- _PROVIDED INFORMATION_
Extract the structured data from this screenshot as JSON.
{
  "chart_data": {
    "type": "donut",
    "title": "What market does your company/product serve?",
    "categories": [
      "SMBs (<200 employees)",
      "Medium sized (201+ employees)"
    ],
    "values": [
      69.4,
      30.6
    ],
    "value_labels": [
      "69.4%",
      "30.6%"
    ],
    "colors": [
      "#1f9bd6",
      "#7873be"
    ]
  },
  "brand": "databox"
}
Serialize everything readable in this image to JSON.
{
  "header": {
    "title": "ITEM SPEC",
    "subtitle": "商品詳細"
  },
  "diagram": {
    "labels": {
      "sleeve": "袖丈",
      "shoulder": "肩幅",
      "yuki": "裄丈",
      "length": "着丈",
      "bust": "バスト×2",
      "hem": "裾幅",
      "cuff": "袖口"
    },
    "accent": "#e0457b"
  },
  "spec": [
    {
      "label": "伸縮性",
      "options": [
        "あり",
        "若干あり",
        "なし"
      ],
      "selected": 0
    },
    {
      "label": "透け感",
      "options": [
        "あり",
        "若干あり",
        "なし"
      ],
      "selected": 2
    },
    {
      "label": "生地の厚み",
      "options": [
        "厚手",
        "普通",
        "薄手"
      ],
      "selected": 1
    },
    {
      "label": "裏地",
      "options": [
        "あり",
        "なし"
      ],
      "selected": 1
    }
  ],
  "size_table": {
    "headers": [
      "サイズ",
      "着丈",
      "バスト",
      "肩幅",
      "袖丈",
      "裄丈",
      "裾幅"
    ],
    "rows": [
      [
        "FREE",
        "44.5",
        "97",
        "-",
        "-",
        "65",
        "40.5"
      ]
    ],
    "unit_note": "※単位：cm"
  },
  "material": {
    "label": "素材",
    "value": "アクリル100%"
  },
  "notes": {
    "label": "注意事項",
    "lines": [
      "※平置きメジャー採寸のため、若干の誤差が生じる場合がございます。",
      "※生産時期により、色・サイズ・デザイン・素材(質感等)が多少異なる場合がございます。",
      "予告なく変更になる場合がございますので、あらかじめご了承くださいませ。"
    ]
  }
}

- _EXERCISE INSTRUCTIONS_
Quote each line above in full, word for word.

- _SOLUTION FOR THIS TASK_
Extract the structured data from this screenshot as JSON.
{
  "chart_data": {
    "type": "donut",
    "title": "What market does your company/product serve?",
    "categories": [
      "SMBs (<200 employees)",
      "Medium sized (201+ employees)"
    ],
    "values": [
      69.4,
      30.6
    ],
    "value_labels": [
      "69.4%",
      "30.6%"
    ],
    "colors": [
      "#1f9bd6",
      "#7873be"
    ]
  },
  "brand": "databox"
}
Serialize everything readable in this image to JSON.
{
  "header": {
    "title": "ITEM SPEC",
    "subtitle": "商品詳細"
  },
  "diagram": {
    "labels": {
      "sleeve": "袖丈",
      "shoulder": "肩幅",
      "yuki": "裄丈",
      "length": "着丈",
      "bust": "バスト×2",
      "hem": "裾幅",
      "cuff": "袖口"
    },
    "accent": "#e0457b"
  },
  "spec": [
    {
      "label": "伸縮性",
      "options": [
        "あり",
        "若干あり",
        "なし"
      ],
      "selected": 0
    },
    {
      "label": "透け感",
      "options": [
        "あり",
        "若干あり",
        "なし"
      ],
      "selected": 2
    },
    {
      "label": "生地の厚み",
      "options": [
        "厚手",
        "普通",
        "薄手"
      ],
      "selected": 1
    },
    {
      "label": "裏地",
      "options": [
        "あり",
        "なし"
      ],
      "selected": 1
    }
  ],
  "size_table": {
    "headers": [
      "サイズ",
      "着丈",
      "バスト",
      "肩幅",
      "袖丈",
      "裄丈",
      "裾幅"
    ],
    "rows": [
      [
        "FREE",
        "44.5",
        "97",
        "-",
        "-",
        "65",
        "40.5"
      ]
    ],
    "unit_note": "※単位：cm"
  },
  "material": {
    "label": "素材",
    "value": "アクリル100%"
  },
  "notes": {
    "label": "注意事項",
    "lines": [
      "※平置きメジャー採寸のため、若干の誤差が生じる場合がございます。",
      "※生産時期により、色・サイズ・デザイン・素材(質感等)が多少異なる場合がございます。",
      "予告なく変更になる場合がございますので、あらかじめご了承くださいませ。"
    ]
  }
}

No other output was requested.